To be done:
Set the data down again, exactly as it reads, but without the pictures.

Collected data entries:
====
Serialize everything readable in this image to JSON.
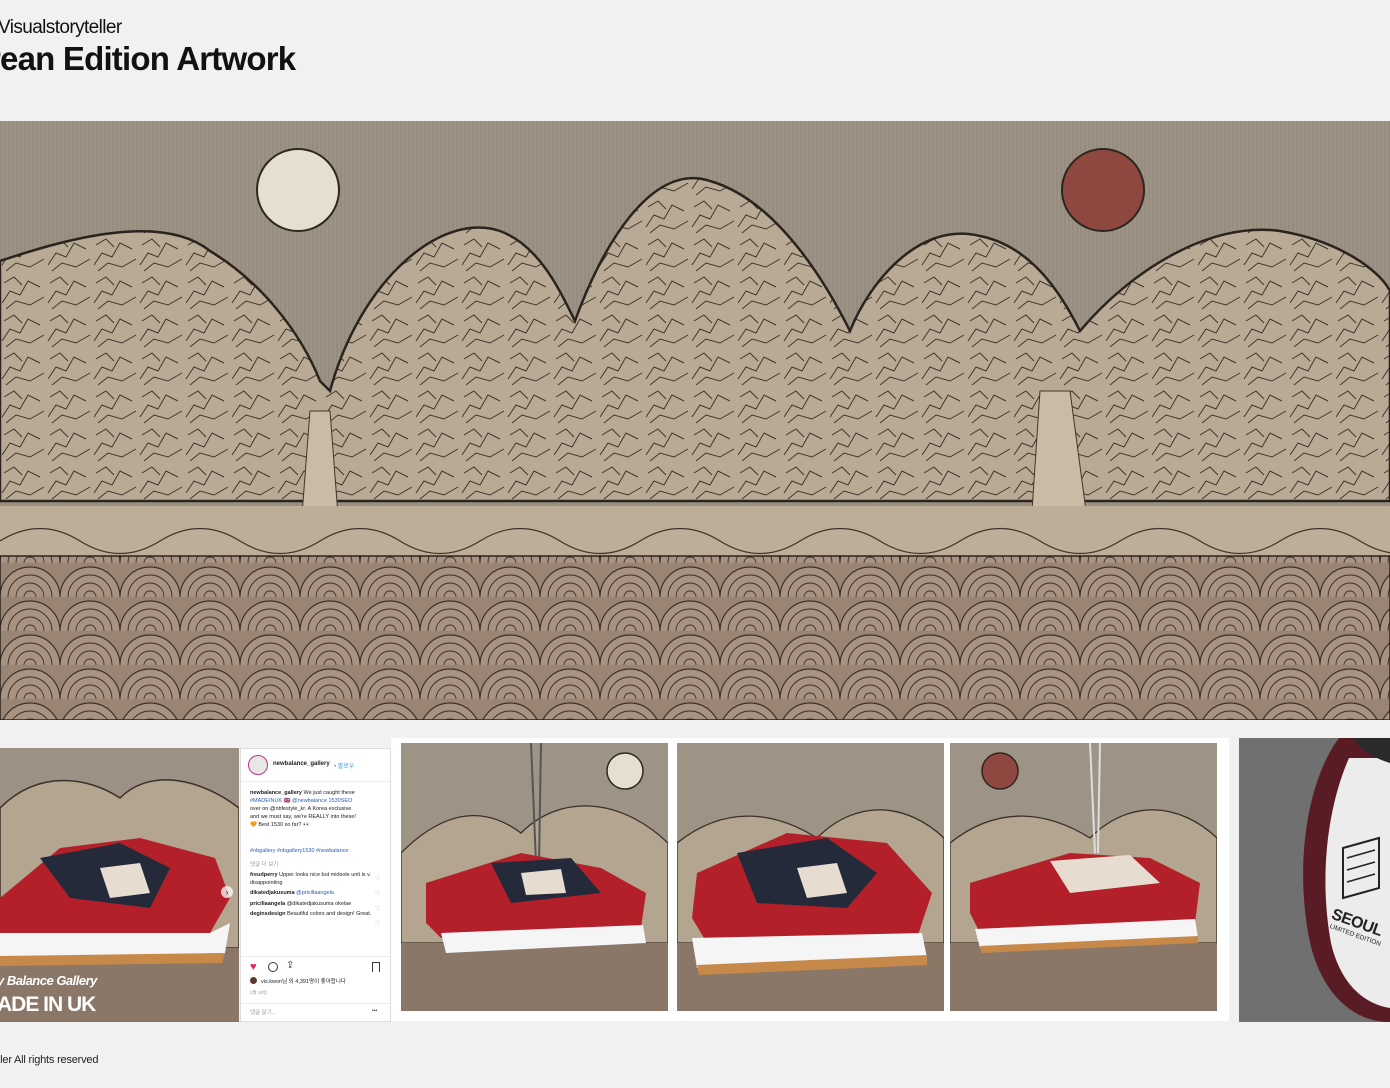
{
  "header": {
    "author": "Visualstoryteller",
    "title": "rean Edition Artwork"
  },
  "gallery_card": {
    "line1": "y Balance  Gallery",
    "line2": "ADE IN UK"
  },
  "instagram": {
    "username": "newbalance_gallery",
    "follow": "• 팔로우",
    "caption_user": "newbalance_gallery",
    "caption_l1": "We just caught these",
    "caption_l2": "#MADEINUK 🇬🇧 @newbalance 1530SEO",
    "caption_l3": "over on @nbfestyle_kr. A Korea exclusive",
    "caption_l4": "and we must say, we're REALLY into these!",
    "caption_l5": "🧡 Best 1530 so far? 👀",
    "tags": "#nbgallery #nbgallery1530 #newbalance",
    "more_comments": "댓글 더 보기",
    "comments": [
      {
        "user": "freudperry",
        "text": "Upper looks nice but midsole unit is v. disappointing"
      },
      {
        "user": "dikatedjakusuma",
        "text": "@pricillaangela"
      },
      {
        "user": "pricillaangela",
        "text": "@dikatedjakusuma okelae"
      },
      {
        "user": "deginsdesign",
        "text": "Beautiful colors and design! Great."
      }
    ],
    "likes": "vis.kwon님 외 4,391명이 좋아합니다",
    "date": "2월 19일",
    "add_comment": "댓글 달기...",
    "more": "•••"
  },
  "insole": {
    "brand": "SEOUL",
    "sub": "LIMITED EDITION"
  },
  "footer": {
    "text": "eller All rights reserved"
  },
  "colors": {
    "background": "#f1f1f1",
    "artwork_sky": "#9c9284",
    "mountain_fill": "#b5a692",
    "wave_fill": "#8a7566",
    "moon_light": "#e4dfcf",
    "sun_red": "#8e4840",
    "shoe_red": "#b3202a",
    "shoe_navy": "#252a3a",
    "like_red": "#e0245e",
    "link_blue": "#2b5db0"
  }
}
====
Final answer:
Serialize everything readable in this image to JSON.
{
  "header": {
    "author": "Visualstoryteller",
    "title": "rean Edition Artwork"
  },
  "gallery_card": {
    "line1": "y Balance  Gallery",
    "line2": "ADE IN UK"
  },
  "instagram": {
    "username": "newbalance_gallery",
    "follow": "• 팔로우",
    "caption_user": "newbalance_gallery",
    "caption_l1": "We just caught these",
    "caption_l2": "#MADEINUK 🇬🇧 @newbalance 1530SEO",
    "caption_l3": "over on @nbfestyle_kr. A Korea exclusive",
    "caption_l4": "and we must say, we're REALLY into these!",
    "caption_l5": "🧡 Best 1530 so far? 👀",
    "tags": "#nbgallery #nbgallery1530 #newbalance",
    "more_comments": "댓글 더 보기",
    "comments": [
      {
        "user": "freudperry",
        "text": "Upper looks nice but midsole unit is v. disappointing"
      },
      {
        "user": "dikatedjakusuma",
        "text": "@pricillaangela"
      },
      {
        "user": "pricillaangela",
        "text": "@dikatedjakusuma okelae"
      },
      {
        "user": "deginsdesign",
        "text": "Beautiful colors and design! Great."
      }
    ],
    "likes": "vis.kwon님 외 4,391명이 좋아합니다",
    "date": "2월 19일",
    "add_comment": "댓글 달기...",
    "more": "•••"
  },
  "insole": {
    "brand": "SEOUL",
    "sub": "LIMITED EDITION"
  },
  "footer": {
    "text": "eller All rights reserved"
  },
  "colors": {
    "background": "#f1f1f1",
    "artwork_sky": "#9c9284",
    "mountain_fill": "#b5a692",
    "wave_fill": "#8a7566",
    "moon_light": "#e4dfcf",
    "sun_red": "#8e4840",
    "shoe_red": "#b3202a",
    "shoe_navy": "#252a3a",
    "like_red": "#e0245e",
    "link_blue": "#2b5db0"
  }
}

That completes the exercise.